## Exercise objective
Write out each record below exactly as it appears, with no pictures.

Begin Source records

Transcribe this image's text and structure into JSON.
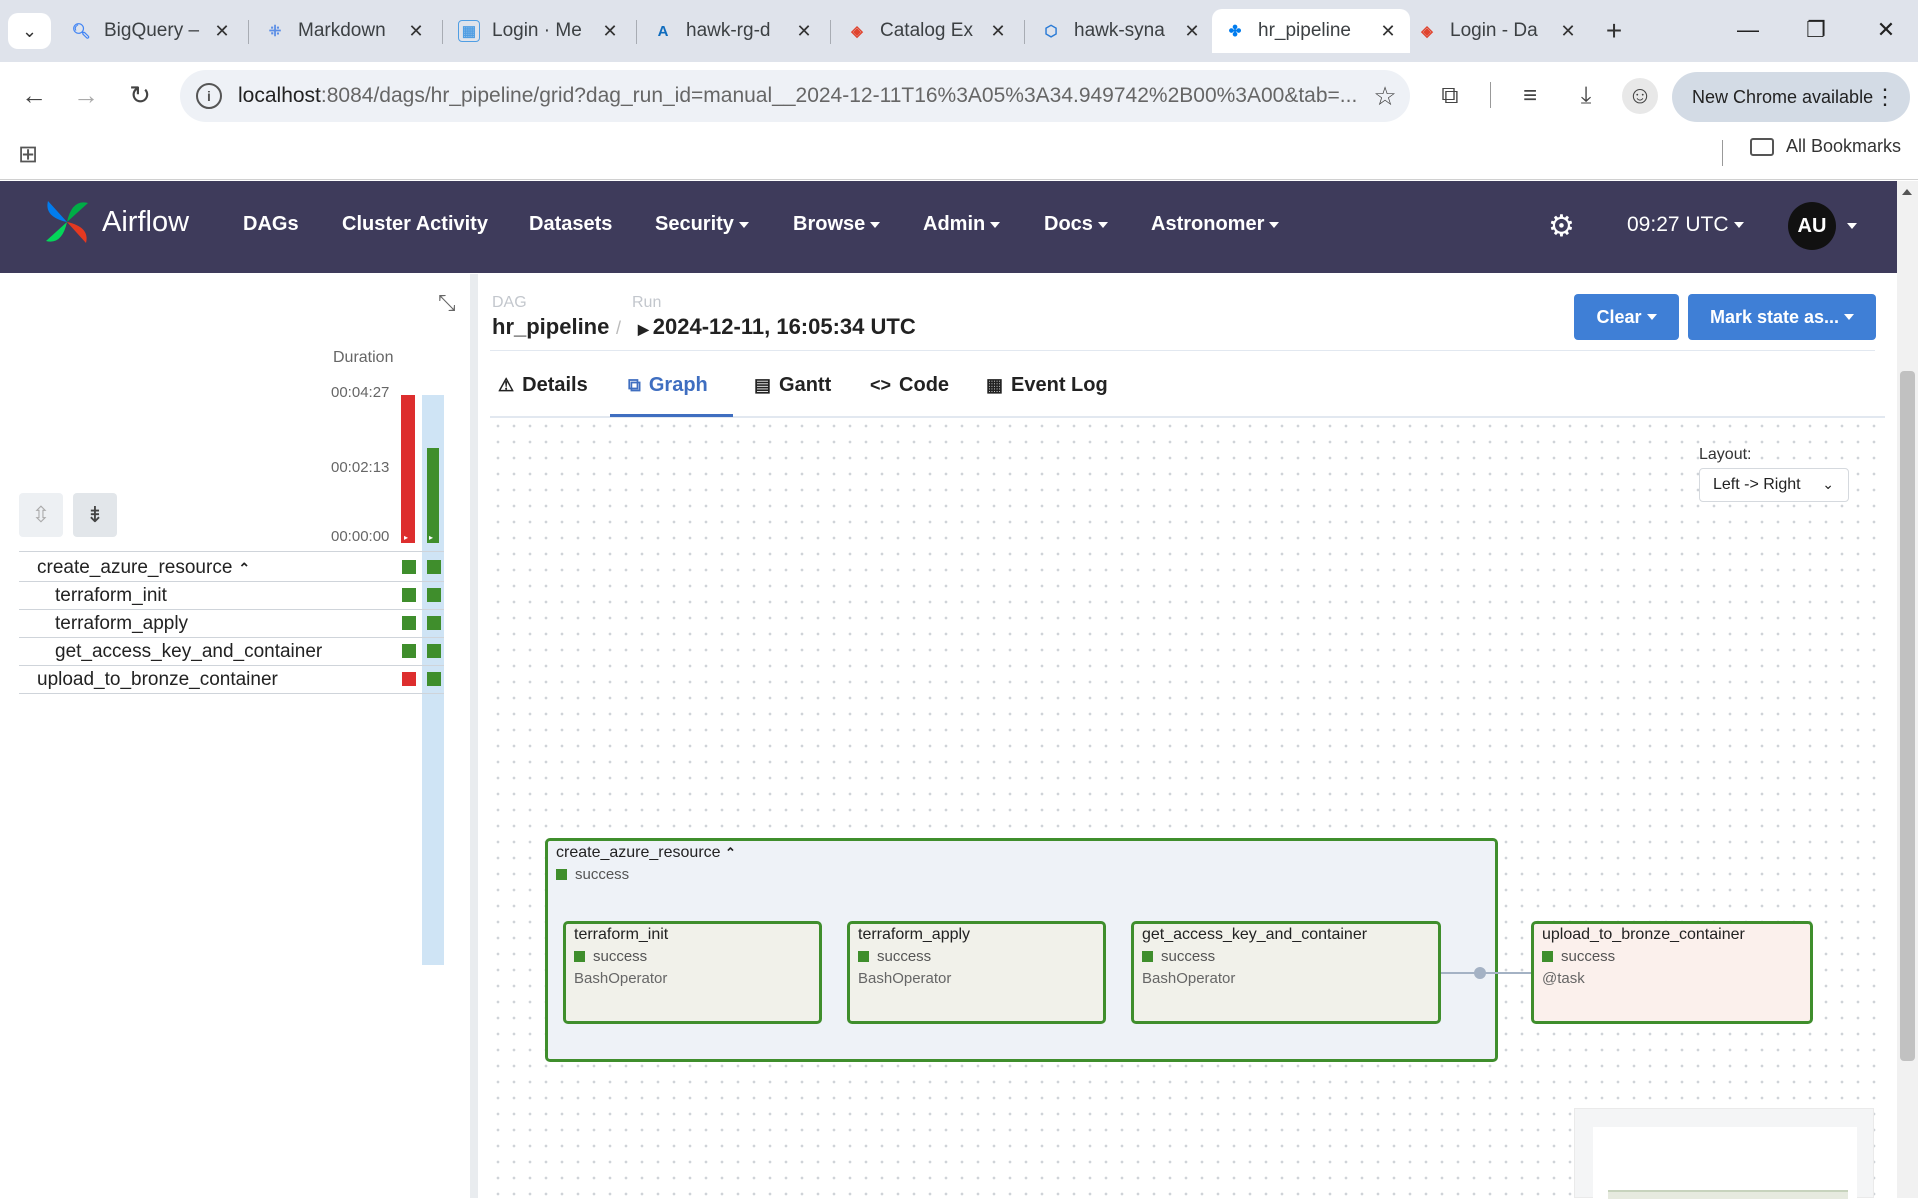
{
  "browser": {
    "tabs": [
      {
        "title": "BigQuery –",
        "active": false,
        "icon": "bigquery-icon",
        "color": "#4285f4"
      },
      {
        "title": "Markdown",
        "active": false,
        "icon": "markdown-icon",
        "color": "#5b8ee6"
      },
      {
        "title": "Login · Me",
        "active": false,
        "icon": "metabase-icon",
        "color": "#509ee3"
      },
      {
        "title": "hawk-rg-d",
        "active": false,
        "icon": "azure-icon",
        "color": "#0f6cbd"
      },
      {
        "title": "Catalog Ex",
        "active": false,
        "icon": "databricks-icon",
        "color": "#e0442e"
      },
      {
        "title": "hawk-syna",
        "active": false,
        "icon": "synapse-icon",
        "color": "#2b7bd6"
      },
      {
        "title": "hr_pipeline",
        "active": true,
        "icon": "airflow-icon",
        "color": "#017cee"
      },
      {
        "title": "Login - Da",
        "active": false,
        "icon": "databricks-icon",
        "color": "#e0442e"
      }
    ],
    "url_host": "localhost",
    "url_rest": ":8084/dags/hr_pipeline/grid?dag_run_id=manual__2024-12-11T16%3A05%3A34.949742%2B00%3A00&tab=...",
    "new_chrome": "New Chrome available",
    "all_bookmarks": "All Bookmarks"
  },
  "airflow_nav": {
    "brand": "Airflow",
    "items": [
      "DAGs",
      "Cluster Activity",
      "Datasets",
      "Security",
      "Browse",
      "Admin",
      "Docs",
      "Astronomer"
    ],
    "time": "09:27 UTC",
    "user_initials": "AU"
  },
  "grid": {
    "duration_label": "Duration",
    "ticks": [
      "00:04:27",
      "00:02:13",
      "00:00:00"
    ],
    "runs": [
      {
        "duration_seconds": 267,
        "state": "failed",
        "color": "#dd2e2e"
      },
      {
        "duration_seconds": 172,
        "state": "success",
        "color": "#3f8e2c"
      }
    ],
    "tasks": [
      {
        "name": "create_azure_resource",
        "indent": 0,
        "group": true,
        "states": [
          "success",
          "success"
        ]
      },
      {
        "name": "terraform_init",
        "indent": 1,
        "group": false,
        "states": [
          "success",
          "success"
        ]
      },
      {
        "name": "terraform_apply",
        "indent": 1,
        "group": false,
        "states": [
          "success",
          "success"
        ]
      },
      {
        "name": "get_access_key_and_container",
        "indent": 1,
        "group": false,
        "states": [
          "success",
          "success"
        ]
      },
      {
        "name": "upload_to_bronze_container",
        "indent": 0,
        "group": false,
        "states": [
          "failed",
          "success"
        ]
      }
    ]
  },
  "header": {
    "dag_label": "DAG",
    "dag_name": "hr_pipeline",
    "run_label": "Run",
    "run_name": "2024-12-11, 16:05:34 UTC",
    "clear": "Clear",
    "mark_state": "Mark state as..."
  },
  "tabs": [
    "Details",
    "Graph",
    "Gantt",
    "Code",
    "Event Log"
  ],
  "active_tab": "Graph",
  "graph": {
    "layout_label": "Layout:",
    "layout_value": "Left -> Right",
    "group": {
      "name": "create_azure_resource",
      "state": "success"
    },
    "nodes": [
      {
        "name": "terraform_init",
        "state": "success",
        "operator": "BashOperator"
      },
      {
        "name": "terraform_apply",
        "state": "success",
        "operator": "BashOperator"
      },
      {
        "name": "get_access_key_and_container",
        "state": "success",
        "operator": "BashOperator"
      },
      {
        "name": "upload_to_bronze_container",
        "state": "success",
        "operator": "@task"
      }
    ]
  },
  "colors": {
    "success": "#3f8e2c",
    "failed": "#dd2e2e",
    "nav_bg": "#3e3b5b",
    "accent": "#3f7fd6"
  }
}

End Source records

## Task output
Transcribe this image's text and structure into JSON.
{
  "browser": {
    "tabs": [
      {
        "title": "BigQuery –",
        "active": false,
        "icon": "bigquery-icon",
        "color": "#4285f4"
      },
      {
        "title": "Markdown",
        "active": false,
        "icon": "markdown-icon",
        "color": "#5b8ee6"
      },
      {
        "title": "Login · Me",
        "active": false,
        "icon": "metabase-icon",
        "color": "#509ee3"
      },
      {
        "title": "hawk-rg-d",
        "active": false,
        "icon": "azure-icon",
        "color": "#0f6cbd"
      },
      {
        "title": "Catalog Ex",
        "active": false,
        "icon": "databricks-icon",
        "color": "#e0442e"
      },
      {
        "title": "hawk-syna",
        "active": false,
        "icon": "synapse-icon",
        "color": "#2b7bd6"
      },
      {
        "title": "hr_pipeline",
        "active": true,
        "icon": "airflow-icon",
        "color": "#017cee"
      },
      {
        "title": "Login - Da",
        "active": false,
        "icon": "databricks-icon",
        "color": "#e0442e"
      }
    ],
    "url_host": "localhost",
    "url_rest": ":8084/dags/hr_pipeline/grid?dag_run_id=manual__2024-12-11T16%3A05%3A34.949742%2B00%3A00&tab=...",
    "new_chrome": "New Chrome available",
    "all_bookmarks": "All Bookmarks"
  },
  "airflow_nav": {
    "brand": "Airflow",
    "items": [
      "DAGs",
      "Cluster Activity",
      "Datasets",
      "Security",
      "Browse",
      "Admin",
      "Docs",
      "Astronomer"
    ],
    "time": "09:27 UTC",
    "user_initials": "AU"
  },
  "grid": {
    "duration_label": "Duration",
    "ticks": [
      "00:04:27",
      "00:02:13",
      "00:00:00"
    ],
    "runs": [
      {
        "duration_seconds": 267,
        "state": "failed",
        "color": "#dd2e2e"
      },
      {
        "duration_seconds": 172,
        "state": "success",
        "color": "#3f8e2c"
      }
    ],
    "tasks": [
      {
        "name": "create_azure_resource",
        "indent": 0,
        "group": true,
        "states": [
          "success",
          "success"
        ]
      },
      {
        "name": "terraform_init",
        "indent": 1,
        "group": false,
        "states": [
          "success",
          "success"
        ]
      },
      {
        "name": "terraform_apply",
        "indent": 1,
        "group": false,
        "states": [
          "success",
          "success"
        ]
      },
      {
        "name": "get_access_key_and_container",
        "indent": 1,
        "group": false,
        "states": [
          "success",
          "success"
        ]
      },
      {
        "name": "upload_to_bronze_container",
        "indent": 0,
        "group": false,
        "states": [
          "failed",
          "success"
        ]
      }
    ]
  },
  "header": {
    "dag_label": "DAG",
    "dag_name": "hr_pipeline",
    "run_label": "Run",
    "run_name": "2024-12-11, 16:05:34 UTC",
    "clear": "Clear",
    "mark_state": "Mark state as..."
  },
  "tabs": [
    "Details",
    "Graph",
    "Gantt",
    "Code",
    "Event Log"
  ],
  "active_tab": "Graph",
  "graph": {
    "layout_label": "Layout:",
    "layout_value": "Left -> Right",
    "group": {
      "name": "create_azure_resource",
      "state": "success"
    },
    "nodes": [
      {
        "name": "terraform_init",
        "state": "success",
        "operator": "BashOperator"
      },
      {
        "name": "terraform_apply",
        "state": "success",
        "operator": "BashOperator"
      },
      {
        "name": "get_access_key_and_container",
        "state": "success",
        "operator": "BashOperator"
      },
      {
        "name": "upload_to_bronze_container",
        "state": "success",
        "operator": "@task"
      }
    ]
  },
  "colors": {
    "success": "#3f8e2c",
    "failed": "#dd2e2e",
    "nav_bg": "#3e3b5b",
    "accent": "#3f7fd6"
  }
}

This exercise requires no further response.